• Given request:
Below are some records; repeat them all exactly, minus the pictures.

• Extracted records:
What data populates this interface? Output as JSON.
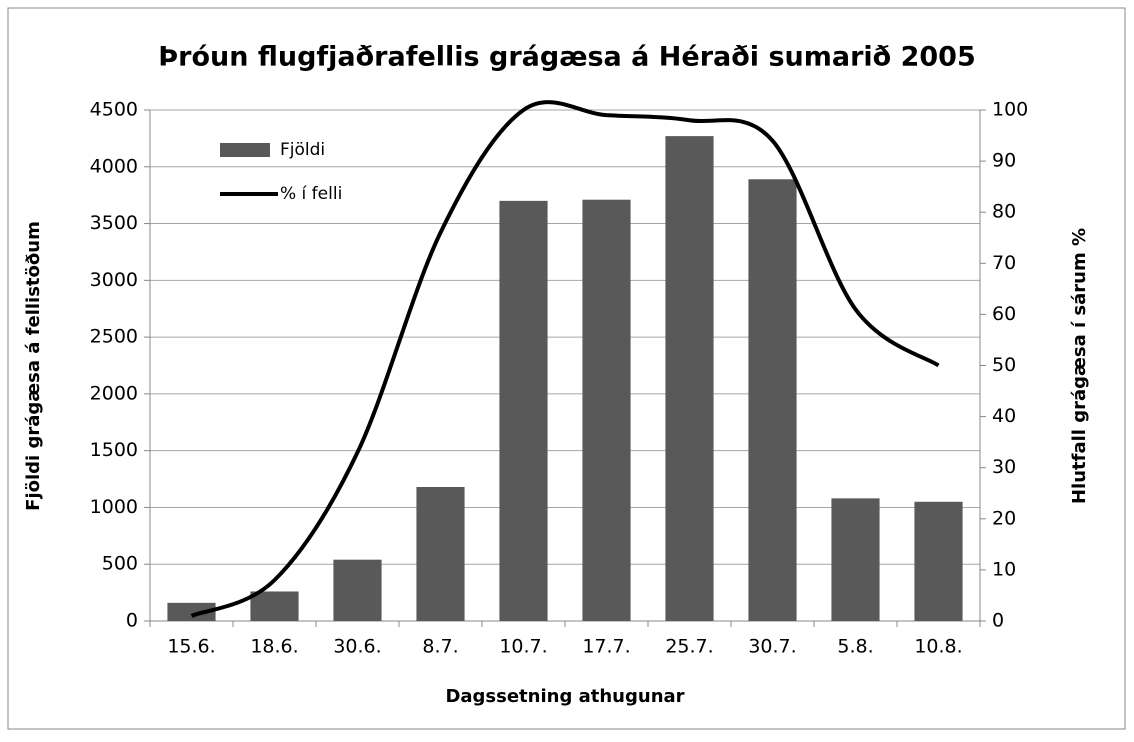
{
  "chart_data": {
    "type": "bar-line",
    "title": "Þróun flugfjaðrafellis grágæsa á Héraði sumarið 2005",
    "x_label": "Dagssetning athugunar",
    "y_label": "Fjöldi grágæsa á fellistöðum",
    "y2_label": "Hlutfall grágæsa í sárum %",
    "categories": [
      "15.6.",
      "18.6.",
      "30.6.",
      "8.7.",
      "10.7.",
      "17.7.",
      "25.7.",
      "30.7.",
      "5.8.",
      "10.8."
    ],
    "series": [
      {
        "name": "Fjöldi",
        "type": "bar",
        "color": "#595959",
        "values": [
          160,
          260,
          540,
          1180,
          3700,
          3710,
          4270,
          3890,
          1080,
          1050
        ]
      },
      {
        "name": "% í felli",
        "type": "line",
        "axis": "y2",
        "color": "#000000",
        "values": [
          1,
          8,
          33,
          76,
          100,
          99,
          98,
          94,
          61,
          50
        ]
      }
    ],
    "ylim": [
      0,
      4500
    ],
    "yticks": [
      0,
      500,
      1000,
      1500,
      2000,
      2500,
      3000,
      3500,
      4000,
      4500
    ],
    "y2lim": [
      0,
      100
    ],
    "y2ticks": [
      0,
      10,
      20,
      30,
      40,
      50,
      60,
      70,
      80,
      90,
      100
    ],
    "grid": true,
    "legend": "upper left"
  }
}
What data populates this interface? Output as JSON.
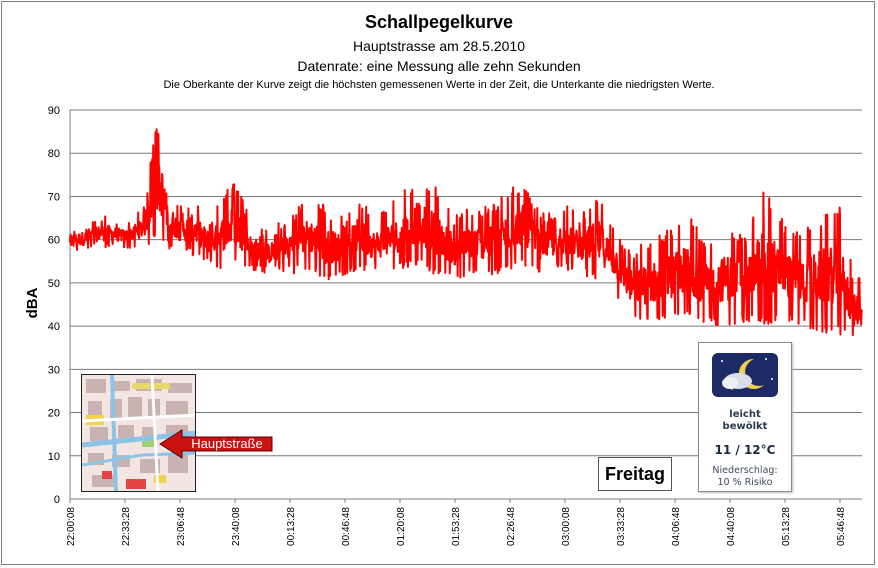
{
  "chart_data": {
    "type": "line",
    "title": "Schallpegelkurve",
    "subtitle": "Hauptstrasse am 28.5.2010",
    "subtitle2": "Datenrate: eine Messung alle zehn Sekunden",
    "note": "Die Oberkante der Kurve zeigt die höchsten  gemessenen Werte  in der Zeit, die Unterkante  die niedrigsten Werte.",
    "xlabel": "",
    "ylabel": "dBA",
    "ylim": [
      0,
      90
    ],
    "yticks": [
      0,
      10,
      20,
      30,
      40,
      50,
      60,
      70,
      80,
      90
    ],
    "xlim_seconds": [
      0,
      28800
    ],
    "grid": true,
    "series_color": "#ff0000",
    "x_ticks": [
      "22:00:08",
      "22:33:28",
      "23:06:48",
      "23:40:08",
      "00:13:28",
      "00:46:48",
      "01:20:08",
      "01:53:28",
      "02:26:48",
      "03:00:08",
      "03:33:28",
      "04:06:48",
      "04:40:08",
      "05:13:28",
      "05:46:48"
    ],
    "envelope": {
      "x": [
        "22:00:08",
        "22:10:00",
        "22:20:00",
        "22:33:28",
        "22:45:00",
        "22:52:00",
        "22:56:00",
        "23:00:00",
        "23:06:48",
        "23:15:00",
        "23:25:00",
        "23:35:00",
        "23:40:08",
        "23:50:00",
        "00:00:00",
        "00:13:28",
        "00:25:00",
        "00:35:00",
        "00:46:48",
        "00:55:00",
        "01:05:00",
        "01:20:08",
        "01:30:00",
        "01:40:00",
        "01:53:28",
        "02:05:00",
        "02:15:00",
        "02:26:48",
        "02:35:00",
        "02:45:00",
        "03:00:08",
        "03:10:00",
        "03:20:00",
        "03:33:28",
        "03:40:00",
        "03:50:00",
        "04:06:48",
        "04:15:00",
        "04:25:00",
        "04:40:08",
        "04:50:00",
        "05:00:00",
        "05:13:28",
        "05:25:00",
        "05:35:00",
        "05:46:48",
        "05:55:00"
      ],
      "upper": [
        63,
        64,
        66,
        64,
        68,
        86,
        84,
        72,
        68,
        70,
        65,
        72,
        74,
        64,
        62,
        66,
        70,
        68,
        65,
        70,
        66,
        70,
        75,
        73,
        66,
        68,
        68,
        72,
        74,
        66,
        68,
        66,
        71,
        62,
        58,
        60,
        64,
        66,
        60,
        64,
        60,
        73,
        64,
        62,
        66,
        68,
        52
      ],
      "lower": [
        57,
        57,
        58,
        58,
        58,
        60,
        59,
        58,
        57,
        56,
        54,
        53,
        54,
        53,
        52,
        52,
        53,
        50,
        52,
        53,
        52,
        53,
        54,
        52,
        50,
        52,
        51,
        53,
        54,
        52,
        53,
        52,
        50,
        46,
        41,
        40,
        41,
        42,
        40,
        40,
        41,
        40,
        41,
        40,
        38,
        38,
        36
      ]
    },
    "annotations": {
      "map_label": "Hauptstraße",
      "day_label": "Freitag",
      "weather": {
        "condition_line1": "leicht",
        "condition_line2": "bewölkt",
        "temperature": "11 / 12°C",
        "precip_line1": "Niederschlag:",
        "precip_line2": "10 % Risiko",
        "icon": "moon-cloud-icon"
      }
    }
  }
}
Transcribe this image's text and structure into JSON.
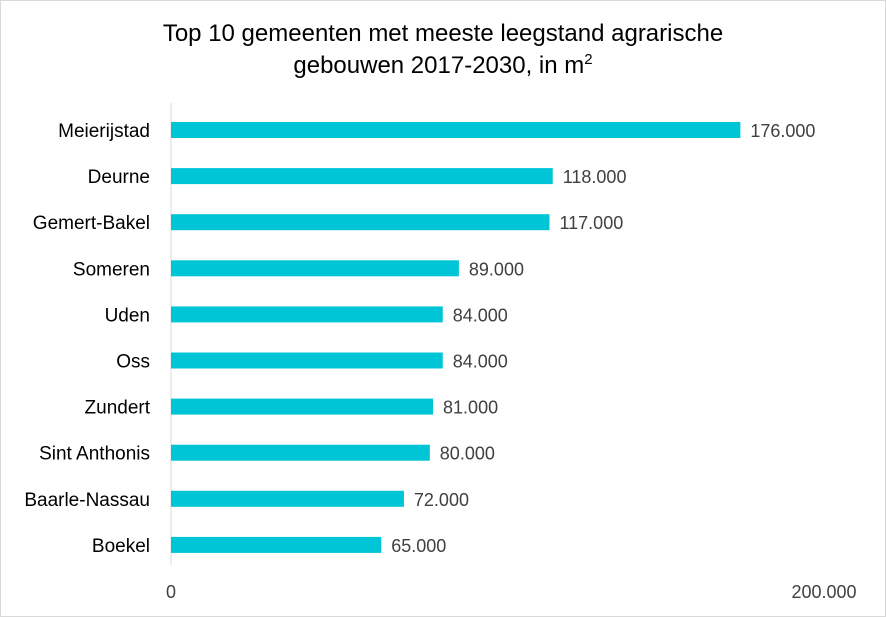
{
  "chart_data": {
    "type": "bar",
    "orientation": "horizontal",
    "title_line1": "Top 10 gemeenten met meeste leegstand agrarische",
    "title_line2": "gebouwen 2017-2030,  in m",
    "title_superscript": "2",
    "categories": [
      "Meierijstad",
      "Deurne",
      "Gemert-Bakel",
      "Someren",
      "Uden",
      "Oss",
      "Zundert",
      "Sint Anthonis",
      "Baarle-Nassau",
      "Boekel"
    ],
    "values": [
      176000,
      118000,
      117000,
      89000,
      84000,
      84000,
      81000,
      80000,
      72000,
      65000
    ],
    "value_labels": [
      "176.000",
      "118.000",
      "117.000",
      "89.000",
      "84.000",
      "84.000",
      "81.000",
      "80.000",
      "72.000",
      "65.000"
    ],
    "xlim": [
      0,
      200000
    ],
    "x_ticks": [
      0,
      200000
    ],
    "x_tick_labels": [
      "0",
      "200.000"
    ],
    "bar_color": "#00c5d6",
    "grid": false,
    "legend": "none"
  }
}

• Solution for this task:
What data populates this interface? Output as JSON.
{
  "chart_data": {
    "type": "bar-line",
    "title": "Þróun flugfjaðrafellis grágæsa á Héraði sumarið 2005",
    "x_label": "Dagssetning athugunar",
    "y_label": "Fjöldi grágæsa á fellistöðum",
    "y2_label": "Hlutfall grágæsa í sárum %",
    "categories": [
      "15.6.",
      "18.6.",
      "30.6.",
      "8.7.",
      "10.7.",
      "17.7.",
      "25.7.",
      "30.7.",
      "5.8.",
      "10.8."
    ],
    "series": [
      {
        "name": "Fjöldi",
        "type": "bar",
        "color": "#595959",
        "values": [
          160,
          260,
          540,
          1180,
          3700,
          3710,
          4270,
          3890,
          1080,
          1050
        ]
      },
      {
        "name": "% í felli",
        "type": "line",
        "axis": "y2",
        "color": "#000000",
        "values": [
          1,
          8,
          33,
          76,
          100,
          99,
          98,
          94,
          61,
          50
        ]
      }
    ],
    "ylim": [
      0,
      4500
    ],
    "yticks": [
      0,
      500,
      1000,
      1500,
      2000,
      2500,
      3000,
      3500,
      4000,
      4500
    ],
    "y2lim": [
      0,
      100
    ],
    "y2ticks": [
      0,
      10,
      20,
      30,
      40,
      50,
      60,
      70,
      80,
      90,
      100
    ],
    "grid": true,
    "legend": "upper left"
  }
}
What data populates this interface? Output as JSON.
{
  "chart_data": {
    "type": "line",
    "title": "Schallpegelkurve",
    "subtitle": "Hauptstrasse am 28.5.2010",
    "subtitle2": "Datenrate: eine Messung alle zehn Sekunden",
    "note": "Die Oberkante der Kurve zeigt die höchsten  gemessenen Werte  in der Zeit, die Unterkante  die niedrigsten Werte.",
    "xlabel": "",
    "ylabel": "dBA",
    "ylim": [
      0,
      90
    ],
    "yticks": [
      0,
      10,
      20,
      30,
      40,
      50,
      60,
      70,
      80,
      90
    ],
    "xlim_seconds": [
      0,
      28800
    ],
    "grid": true,
    "series_color": "#ff0000",
    "x_ticks": [
      "22:00:08",
      "22:33:28",
      "23:06:48",
      "23:40:08",
      "00:13:28",
      "00:46:48",
      "01:20:08",
      "01:53:28",
      "02:26:48",
      "03:00:08",
      "03:33:28",
      "04:06:48",
      "04:40:08",
      "05:13:28",
      "05:46:48"
    ],
    "envelope": {
      "x": [
        "22:00:08",
        "22:10:00",
        "22:20:00",
        "22:33:28",
        "22:45:00",
        "22:52:00",
        "22:56:00",
        "23:00:00",
        "23:06:48",
        "23:15:00",
        "23:25:00",
        "23:35:00",
        "23:40:08",
        "23:50:00",
        "00:00:00",
        "00:13:28",
        "00:25:00",
        "00:35:00",
        "00:46:48",
        "00:55:00",
        "01:05:00",
        "01:20:08",
        "01:30:00",
        "01:40:00",
        "01:53:28",
        "02:05:00",
        "02:15:00",
        "02:26:48",
        "02:35:00",
        "02:45:00",
        "03:00:08",
        "03:10:00",
        "03:20:00",
        "03:33:28",
        "03:40:00",
        "03:50:00",
        "04:06:48",
        "04:15:00",
        "04:25:00",
        "04:40:08",
        "04:50:00",
        "05:00:00",
        "05:13:28",
        "05:25:00",
        "05:35:00",
        "05:46:48",
        "05:55:00"
      ],
      "upper": [
        63,
        64,
        66,
        64,
        68,
        86,
        84,
        72,
        68,
        70,
        65,
        72,
        74,
        64,
        62,
        66,
        70,
        68,
        65,
        70,
        66,
        70,
        75,
        73,
        66,
        68,
        68,
        72,
        74,
        66,
        68,
        66,
        71,
        62,
        58,
        60,
        64,
        66,
        60,
        64,
        60,
        73,
        64,
        62,
        66,
        68,
        52
      ],
      "lower": [
        57,
        57,
        58,
        58,
        58,
        60,
        59,
        58,
        57,
        56,
        54,
        53,
        54,
        53,
        52,
        52,
        53,
        50,
        52,
        53,
        52,
        53,
        54,
        52,
        50,
        52,
        51,
        53,
        54,
        52,
        53,
        52,
        50,
        46,
        41,
        40,
        41,
        42,
        40,
        40,
        41,
        40,
        41,
        40,
        38,
        38,
        36
      ]
    },
    "annotations": {
      "map_label": "Hauptstraße",
      "day_label": "Freitag",
      "weather": {
        "condition_line1": "leicht",
        "condition_line2": "bewölkt",
        "temperature": "11 / 12°C",
        "precip_line1": "Niederschlag:",
        "precip_line2": "10 % Risiko",
        "icon": "moon-cloud-icon"
      }
    }
  }
}
Transcribe this image's text and structure into JSON.
{
  "chart_data": {
    "type": "bar",
    "orientation": "horizontal",
    "title_line1": "Top 10 gemeenten met meeste leegstand agrarische",
    "title_line2": "gebouwen 2017-2030,  in m",
    "title_superscript": "2",
    "categories": [
      "Meierijstad",
      "Deurne",
      "Gemert-Bakel",
      "Someren",
      "Uden",
      "Oss",
      "Zundert",
      "Sint Anthonis",
      "Baarle-Nassau",
      "Boekel"
    ],
    "values": [
      176000,
      118000,
      117000,
      89000,
      84000,
      84000,
      81000,
      80000,
      72000,
      65000
    ],
    "value_labels": [
      "176.000",
      "118.000",
      "117.000",
      "89.000",
      "84.000",
      "84.000",
      "81.000",
      "80.000",
      "72.000",
      "65.000"
    ],
    "xlim": [
      0,
      200000
    ],
    "x_ticks": [
      0,
      200000
    ],
    "x_tick_labels": [
      "0",
      "200.000"
    ],
    "bar_color": "#00c5d6",
    "grid": false,
    "legend": "none"
  }
}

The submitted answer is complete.